— BEGIN Dataset content —

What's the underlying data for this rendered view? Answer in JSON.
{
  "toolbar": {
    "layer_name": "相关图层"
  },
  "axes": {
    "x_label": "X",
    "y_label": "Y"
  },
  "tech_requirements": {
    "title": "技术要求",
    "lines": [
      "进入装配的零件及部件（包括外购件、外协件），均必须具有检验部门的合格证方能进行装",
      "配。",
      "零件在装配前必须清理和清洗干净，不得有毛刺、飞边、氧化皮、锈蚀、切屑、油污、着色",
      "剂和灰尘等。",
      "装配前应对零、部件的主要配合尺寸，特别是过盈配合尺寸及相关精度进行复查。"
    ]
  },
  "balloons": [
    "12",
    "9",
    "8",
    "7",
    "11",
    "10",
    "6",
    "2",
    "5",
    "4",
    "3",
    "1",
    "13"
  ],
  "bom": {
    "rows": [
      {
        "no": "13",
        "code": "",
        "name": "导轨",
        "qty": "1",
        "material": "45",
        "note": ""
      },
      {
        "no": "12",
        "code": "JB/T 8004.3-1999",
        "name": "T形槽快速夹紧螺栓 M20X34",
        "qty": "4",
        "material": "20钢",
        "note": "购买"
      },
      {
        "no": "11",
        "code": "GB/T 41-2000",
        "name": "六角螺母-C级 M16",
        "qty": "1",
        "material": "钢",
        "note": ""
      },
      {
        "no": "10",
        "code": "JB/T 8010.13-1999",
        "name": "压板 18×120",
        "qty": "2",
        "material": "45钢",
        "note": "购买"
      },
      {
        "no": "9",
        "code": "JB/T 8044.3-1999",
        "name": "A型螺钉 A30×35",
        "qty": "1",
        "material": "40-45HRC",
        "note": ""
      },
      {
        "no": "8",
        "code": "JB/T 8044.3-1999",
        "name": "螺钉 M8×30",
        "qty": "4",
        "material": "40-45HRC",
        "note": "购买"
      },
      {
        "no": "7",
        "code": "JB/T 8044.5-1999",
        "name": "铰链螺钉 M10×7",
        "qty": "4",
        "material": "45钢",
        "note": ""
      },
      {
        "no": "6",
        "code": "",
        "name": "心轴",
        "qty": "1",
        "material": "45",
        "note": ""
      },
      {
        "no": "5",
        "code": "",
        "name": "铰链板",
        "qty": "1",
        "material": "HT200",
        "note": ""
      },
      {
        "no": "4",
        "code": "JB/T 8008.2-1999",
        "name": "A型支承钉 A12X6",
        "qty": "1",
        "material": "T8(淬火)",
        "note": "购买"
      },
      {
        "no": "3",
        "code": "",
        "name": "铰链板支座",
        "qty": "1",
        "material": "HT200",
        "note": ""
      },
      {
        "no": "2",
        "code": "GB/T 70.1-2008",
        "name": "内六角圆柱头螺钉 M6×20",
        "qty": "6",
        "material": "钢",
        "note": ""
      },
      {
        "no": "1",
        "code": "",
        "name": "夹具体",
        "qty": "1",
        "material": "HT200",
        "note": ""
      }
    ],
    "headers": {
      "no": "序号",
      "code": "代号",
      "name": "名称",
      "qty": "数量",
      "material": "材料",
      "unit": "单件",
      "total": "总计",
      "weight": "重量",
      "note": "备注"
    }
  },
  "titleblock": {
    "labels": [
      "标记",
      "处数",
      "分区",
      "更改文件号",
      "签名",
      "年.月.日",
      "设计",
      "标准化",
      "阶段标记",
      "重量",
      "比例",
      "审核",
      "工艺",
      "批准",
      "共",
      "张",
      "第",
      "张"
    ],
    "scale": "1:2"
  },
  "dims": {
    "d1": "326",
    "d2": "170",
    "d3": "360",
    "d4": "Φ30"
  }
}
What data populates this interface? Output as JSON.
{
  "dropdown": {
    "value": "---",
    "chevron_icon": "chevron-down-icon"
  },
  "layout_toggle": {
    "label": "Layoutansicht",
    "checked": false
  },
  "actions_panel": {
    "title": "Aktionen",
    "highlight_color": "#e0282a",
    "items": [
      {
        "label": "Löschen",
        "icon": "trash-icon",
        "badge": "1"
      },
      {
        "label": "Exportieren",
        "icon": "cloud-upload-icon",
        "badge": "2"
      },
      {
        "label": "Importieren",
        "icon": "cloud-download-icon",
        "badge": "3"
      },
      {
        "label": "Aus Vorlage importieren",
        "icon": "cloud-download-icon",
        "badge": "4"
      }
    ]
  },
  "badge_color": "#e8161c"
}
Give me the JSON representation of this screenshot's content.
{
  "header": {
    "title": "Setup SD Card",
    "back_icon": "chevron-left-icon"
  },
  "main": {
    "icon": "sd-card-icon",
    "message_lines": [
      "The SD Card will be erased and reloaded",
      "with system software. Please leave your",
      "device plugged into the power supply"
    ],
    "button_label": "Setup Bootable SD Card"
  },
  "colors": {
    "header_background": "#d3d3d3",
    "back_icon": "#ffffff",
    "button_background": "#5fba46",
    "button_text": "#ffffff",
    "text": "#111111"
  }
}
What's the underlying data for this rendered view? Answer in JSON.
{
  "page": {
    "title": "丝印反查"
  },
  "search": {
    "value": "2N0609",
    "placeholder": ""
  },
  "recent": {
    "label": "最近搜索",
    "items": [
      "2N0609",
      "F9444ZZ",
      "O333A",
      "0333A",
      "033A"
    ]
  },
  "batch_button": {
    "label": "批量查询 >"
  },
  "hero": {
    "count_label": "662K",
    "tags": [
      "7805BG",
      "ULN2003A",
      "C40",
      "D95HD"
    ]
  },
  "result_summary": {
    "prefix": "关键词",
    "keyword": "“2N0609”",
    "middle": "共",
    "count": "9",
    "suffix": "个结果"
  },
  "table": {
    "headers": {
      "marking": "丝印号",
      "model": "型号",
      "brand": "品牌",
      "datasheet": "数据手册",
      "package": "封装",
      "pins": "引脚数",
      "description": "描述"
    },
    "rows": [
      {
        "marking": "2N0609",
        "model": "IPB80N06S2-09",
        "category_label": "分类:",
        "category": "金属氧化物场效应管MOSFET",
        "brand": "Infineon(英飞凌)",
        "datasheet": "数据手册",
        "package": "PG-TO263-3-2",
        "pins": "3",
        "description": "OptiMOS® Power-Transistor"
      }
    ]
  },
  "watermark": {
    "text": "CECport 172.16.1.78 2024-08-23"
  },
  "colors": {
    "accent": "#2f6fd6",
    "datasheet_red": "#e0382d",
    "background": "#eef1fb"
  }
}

— END Dataset content —

__What you need to do__.
Extract all the entries word for word.

__Complete output__.
What's the underlying data for this rendered view? Answer in JSON.
{
  "toolbar": {
    "layer_name": "相关图层"
  },
  "axes": {
    "x_label": "X",
    "y_label": "Y"
  },
  "tech_requirements": {
    "title": "技术要求",
    "lines": [
      "进入装配的零件及部件（包括外购件、外协件），均必须具有检验部门的合格证方能进行装",
      "配。",
      "零件在装配前必须清理和清洗干净，不得有毛刺、飞边、氧化皮、锈蚀、切屑、油污、着色",
      "剂和灰尘等。",
      "装配前应对零、部件的主要配合尺寸，特别是过盈配合尺寸及相关精度进行复查。"
    ]
  },
  "balloons": [
    "12",
    "9",
    "8",
    "7",
    "11",
    "10",
    "6",
    "2",
    "5",
    "4",
    "3",
    "1",
    "13"
  ],
  "bom": {
    "rows": [
      {
        "no": "13",
        "code": "",
        "name": "导轨",
        "qty": "1",
        "material": "45",
        "note": ""
      },
      {
        "no": "12",
        "code": "JB/T 8004.3-1999",
        "name": "T形槽快速夹紧螺栓 M20X34",
        "qty": "4",
        "material": "20钢",
        "note": "购买"
      },
      {
        "no": "11",
        "code": "GB/T 41-2000",
        "name": "六角螺母-C级 M16",
        "qty": "1",
        "material": "钢",
        "note": ""
      },
      {
        "no": "10",
        "code": "JB/T 8010.13-1999",
        "name": "压板 18×120",
        "qty": "2",
        "material": "45钢",
        "note": "购买"
      },
      {
        "no": "9",
        "code": "JB/T 8044.3-1999",
        "name": "A型螺钉 A30×35",
        "qty": "1",
        "material": "40-45HRC",
        "note": ""
      },
      {
        "no": "8",
        "code": "JB/T 8044.3-1999",
        "name": "螺钉 M8×30",
        "qty": "4",
        "material": "40-45HRC",
        "note": "购买"
      },
      {
        "no": "7",
        "code": "JB/T 8044.5-1999",
        "name": "铰链螺钉 M10×7",
        "qty": "4",
        "material": "45钢",
        "note": ""
      },
      {
        "no": "6",
        "code": "",
        "name": "心轴",
        "qty": "1",
        "material": "45",
        "note": ""
      },
      {
        "no": "5",
        "code": "",
        "name": "铰链板",
        "qty": "1",
        "material": "HT200",
        "note": ""
      },
      {
        "no": "4",
        "code": "JB/T 8008.2-1999",
        "name": "A型支承钉 A12X6",
        "qty": "1",
        "material": "T8(淬火)",
        "note": "购买"
      },
      {
        "no": "3",
        "code": "",
        "name": "铰链板支座",
        "qty": "1",
        "material": "HT200",
        "note": ""
      },
      {
        "no": "2",
        "code": "GB/T 70.1-2008",
        "name": "内六角圆柱头螺钉 M6×20",
        "qty": "6",
        "material": "钢",
        "note": ""
      },
      {
        "no": "1",
        "code": "",
        "name": "夹具体",
        "qty": "1",
        "material": "HT200",
        "note": ""
      }
    ],
    "headers": {
      "no": "序号",
      "code": "代号",
      "name": "名称",
      "qty": "数量",
      "material": "材料",
      "unit": "单件",
      "total": "总计",
      "weight": "重量",
      "note": "备注"
    }
  },
  "titleblock": {
    "labels": [
      "标记",
      "处数",
      "分区",
      "更改文件号",
      "签名",
      "年.月.日",
      "设计",
      "标准化",
      "阶段标记",
      "重量",
      "比例",
      "审核",
      "工艺",
      "批准",
      "共",
      "张",
      "第",
      "张"
    ],
    "scale": "1:2"
  },
  "dims": {
    "d1": "326",
    "d2": "170",
    "d3": "360",
    "d4": "Φ30"
  }
}
What data populates this interface? Output as JSON.
{
  "dropdown": {
    "value": "---",
    "chevron_icon": "chevron-down-icon"
  },
  "layout_toggle": {
    "label": "Layoutansicht",
    "checked": false
  },
  "actions_panel": {
    "title": "Aktionen",
    "highlight_color": "#e0282a",
    "items": [
      {
        "label": "Löschen",
        "icon": "trash-icon",
        "badge": "1"
      },
      {
        "label": "Exportieren",
        "icon": "cloud-upload-icon",
        "badge": "2"
      },
      {
        "label": "Importieren",
        "icon": "cloud-download-icon",
        "badge": "3"
      },
      {
        "label": "Aus Vorlage importieren",
        "icon": "cloud-download-icon",
        "badge": "4"
      }
    ]
  },
  "badge_color": "#e8161c"
}
Give me the JSON representation of this screenshot's content.
{
  "header": {
    "title": "Setup SD Card",
    "back_icon": "chevron-left-icon"
  },
  "main": {
    "icon": "sd-card-icon",
    "message_lines": [
      "The SD Card will be erased and reloaded",
      "with system software. Please leave your",
      "device plugged into the power supply"
    ],
    "button_label": "Setup Bootable SD Card"
  },
  "colors": {
    "header_background": "#d3d3d3",
    "back_icon": "#ffffff",
    "button_background": "#5fba46",
    "button_text": "#ffffff",
    "text": "#111111"
  }
}
What's the underlying data for this rendered view? Answer in JSON.
{
  "page": {
    "title": "丝印反查"
  },
  "search": {
    "value": "2N0609",
    "placeholder": ""
  },
  "recent": {
    "label": "最近搜索",
    "items": [
      "2N0609",
      "F9444ZZ",
      "O333A",
      "0333A",
      "033A"
    ]
  },
  "batch_button": {
    "label": "批量查询 >"
  },
  "hero": {
    "count_label": "662K",
    "tags": [
      "7805BG",
      "ULN2003A",
      "C40",
      "D95HD"
    ]
  },
  "result_summary": {
    "prefix": "关键词",
    "keyword": "“2N0609”",
    "middle": "共",
    "count": "9",
    "suffix": "个结果"
  },
  "table": {
    "headers": {
      "marking": "丝印号",
      "model": "型号",
      "brand": "品牌",
      "datasheet": "数据手册",
      "package": "封装",
      "pins": "引脚数",
      "description": "描述"
    },
    "rows": [
      {
        "marking": "2N0609",
        "model": "IPB80N06S2-09",
        "category_label": "分类:",
        "category": "金属氧化物场效应管MOSFET",
        "brand": "Infineon(英飞凌)",
        "datasheet": "数据手册",
        "package": "PG-TO263-3-2",
        "pins": "3",
        "description": "OptiMOS® Power-Transistor"
      }
    ]
  },
  "watermark": {
    "text": "CECport 172.16.1.78 2024-08-23"
  },
  "colors": {
    "accent": "#2f6fd6",
    "datasheet_red": "#e0382d",
    "background": "#eef1fb"
  }
}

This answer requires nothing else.